[Data records]
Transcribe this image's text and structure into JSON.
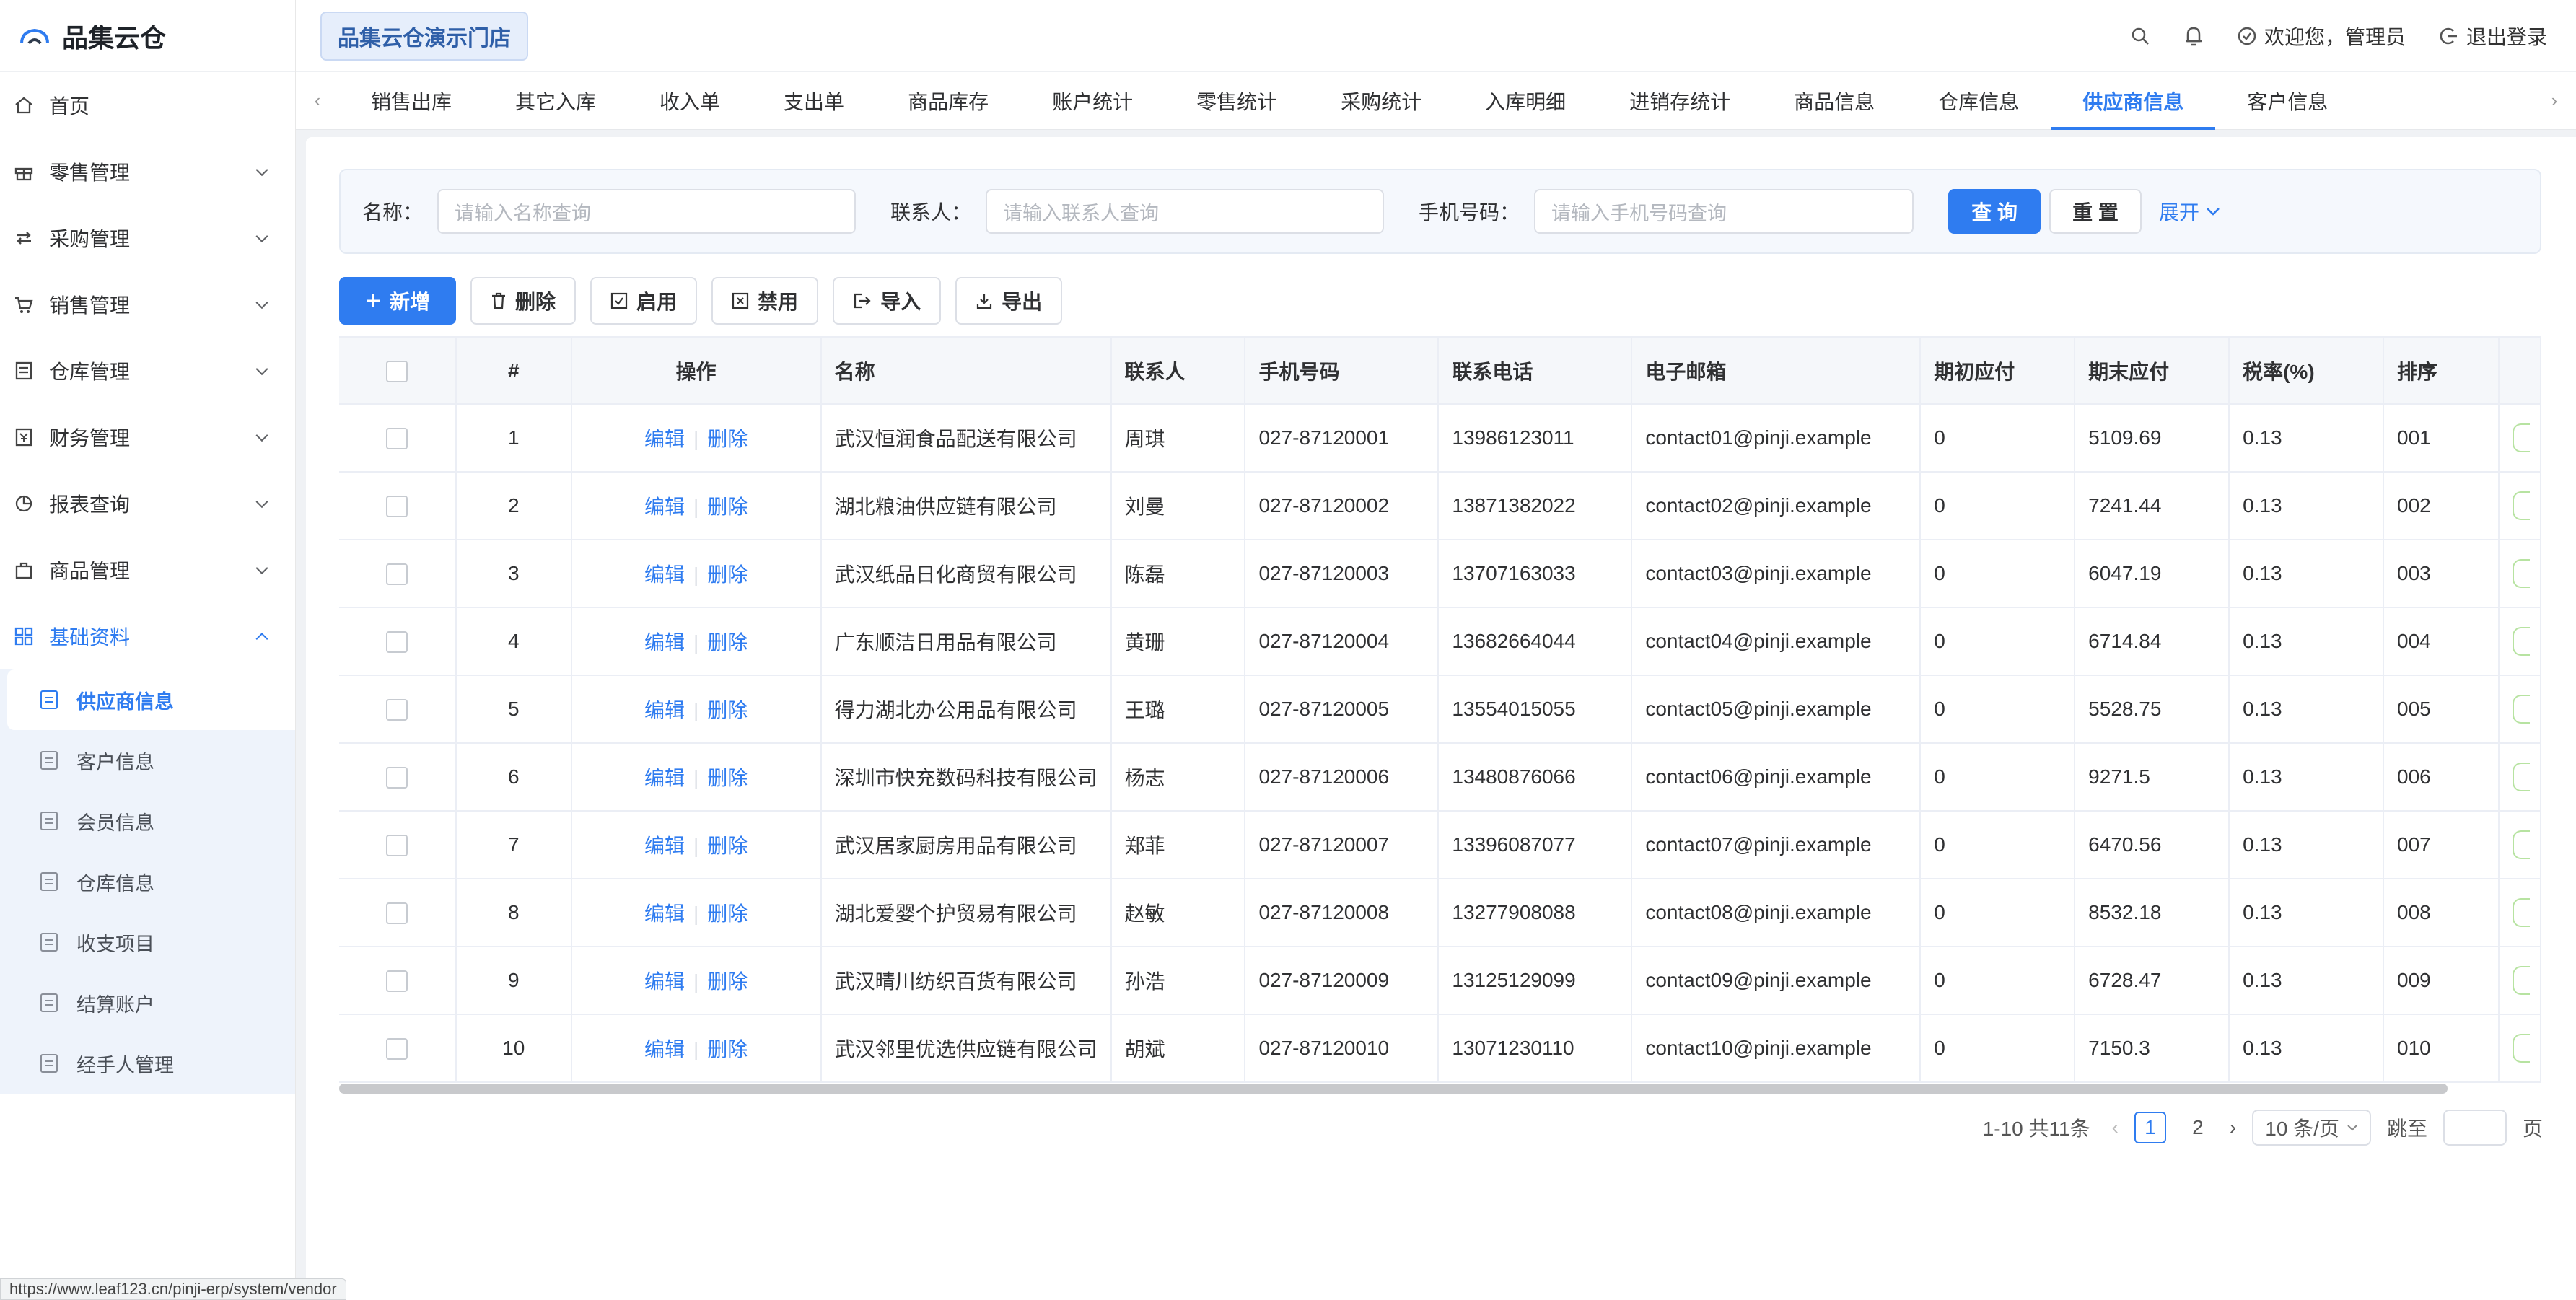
{
  "app": {
    "name": "品集云仓"
  },
  "sidebar": {
    "items": [
      {
        "label": "首页",
        "icon": "home-icon"
      },
      {
        "label": "零售管理",
        "icon": "gift-icon"
      },
      {
        "label": "采购管理",
        "icon": "transfer-icon"
      },
      {
        "label": "销售管理",
        "icon": "cart-icon"
      },
      {
        "label": "仓库管理",
        "icon": "warehouse-icon"
      },
      {
        "label": "财务管理",
        "icon": "finance-icon"
      },
      {
        "label": "报表查询",
        "icon": "pie-chart-icon"
      },
      {
        "label": "商品管理",
        "icon": "goods-icon"
      },
      {
        "label": "基础资料",
        "icon": "grid-icon"
      }
    ],
    "subitems": [
      {
        "label": "供应商信息"
      },
      {
        "label": "客户信息"
      },
      {
        "label": "会员信息"
      },
      {
        "label": "仓库信息"
      },
      {
        "label": "收支项目"
      },
      {
        "label": "结算账户"
      },
      {
        "label": "经手人管理"
      }
    ]
  },
  "header": {
    "store": "品集云仓演示门店",
    "welcome": "欢迎您，管理员",
    "logout": "退出登录"
  },
  "tabs": [
    "销售出库",
    "其它入库",
    "收入单",
    "支出单",
    "商品库存",
    "账户统计",
    "零售统计",
    "采购统计",
    "入库明细",
    "进销存统计",
    "商品信息",
    "仓库信息",
    "供应商信息",
    "客户信息"
  ],
  "filter": {
    "name_label": "名称：",
    "name_placeholder": "请输入名称查询",
    "contact_label": "联系人：",
    "contact_placeholder": "请输入联系人查询",
    "phone_label": "手机号码：",
    "phone_placeholder": "请输入手机号码查询",
    "query": "查 询",
    "reset": "重 置",
    "expand": "展开"
  },
  "toolbar": {
    "add": "新增",
    "delete": "删除",
    "enable": "启用",
    "disable": "禁用",
    "import": "导入",
    "export": "导出"
  },
  "table": {
    "headers": [
      "#",
      "操作",
      "名称",
      "联系人",
      "手机号码",
      "联系电话",
      "电子邮箱",
      "期初应付",
      "期末应付",
      "税率(%)",
      "排序"
    ],
    "edit": "编辑",
    "delete": "删除",
    "rows": [
      {
        "no": "1",
        "name": "武汉恒润食品配送有限公司",
        "contact": "周琪",
        "mobile": "027-87120001",
        "phone": "13986123011",
        "email": "contact01@pinji.example",
        "begin": "0",
        "end": "5109.69",
        "tax": "0.13",
        "sort": "001"
      },
      {
        "no": "2",
        "name": "湖北粮油供应链有限公司",
        "contact": "刘曼",
        "mobile": "027-87120002",
        "phone": "13871382022",
        "email": "contact02@pinji.example",
        "begin": "0",
        "end": "7241.44",
        "tax": "0.13",
        "sort": "002"
      },
      {
        "no": "3",
        "name": "武汉纸品日化商贸有限公司",
        "contact": "陈磊",
        "mobile": "027-87120003",
        "phone": "13707163033",
        "email": "contact03@pinji.example",
        "begin": "0",
        "end": "6047.19",
        "tax": "0.13",
        "sort": "003"
      },
      {
        "no": "4",
        "name": "广东顺洁日用品有限公司",
        "contact": "黄珊",
        "mobile": "027-87120004",
        "phone": "13682664044",
        "email": "contact04@pinji.example",
        "begin": "0",
        "end": "6714.84",
        "tax": "0.13",
        "sort": "004"
      },
      {
        "no": "5",
        "name": "得力湖北办公用品有限公司",
        "contact": "王璐",
        "mobile": "027-87120005",
        "phone": "13554015055",
        "email": "contact05@pinji.example",
        "begin": "0",
        "end": "5528.75",
        "tax": "0.13",
        "sort": "005"
      },
      {
        "no": "6",
        "name": "深圳市快充数码科技有限公司",
        "contact": "杨志",
        "mobile": "027-87120006",
        "phone": "13480876066",
        "email": "contact06@pinji.example",
        "begin": "0",
        "end": "9271.5",
        "tax": "0.13",
        "sort": "006"
      },
      {
        "no": "7",
        "name": "武汉居家厨房用品有限公司",
        "contact": "郑菲",
        "mobile": "027-87120007",
        "phone": "13396087077",
        "email": "contact07@pinji.example",
        "begin": "0",
        "end": "6470.56",
        "tax": "0.13",
        "sort": "007"
      },
      {
        "no": "8",
        "name": "湖北爱婴个护贸易有限公司",
        "contact": "赵敏",
        "mobile": "027-87120008",
        "phone": "13277908088",
        "email": "contact08@pinji.example",
        "begin": "0",
        "end": "8532.18",
        "tax": "0.13",
        "sort": "008"
      },
      {
        "no": "9",
        "name": "武汉晴川纺织百货有限公司",
        "contact": "孙浩",
        "mobile": "027-87120009",
        "phone": "13125129099",
        "email": "contact09@pinji.example",
        "begin": "0",
        "end": "6728.47",
        "tax": "0.13",
        "sort": "009"
      },
      {
        "no": "10",
        "name": "武汉邻里优选供应链有限公司",
        "contact": "胡斌",
        "mobile": "027-87120010",
        "phone": "13071230110",
        "email": "contact10@pinji.example",
        "begin": "0",
        "end": "7150.3",
        "tax": "0.13",
        "sort": "010"
      }
    ]
  },
  "pager": {
    "summary": "1-10 共11条",
    "pages": [
      "1",
      "2"
    ],
    "size": "10 条/页",
    "jump_label": "跳至",
    "page_unit": "页"
  },
  "statusbar": "https://www.leaf123.cn/pinji-erp/system/vendor",
  "colors": {
    "primary": "#2f7cf0",
    "status_green": "#b7e3a1"
  }
}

Problem description:
Show every line that contains the word "sort".

Solution to this task:
        "sort": "001"
        "sort": "002"
        "sort": "003"
        "sort": "004"
        "sort": "005"
        "sort": "006"
        "sort": "007"
        "sort": "008"
        "sort": "009"
        "sort": "010"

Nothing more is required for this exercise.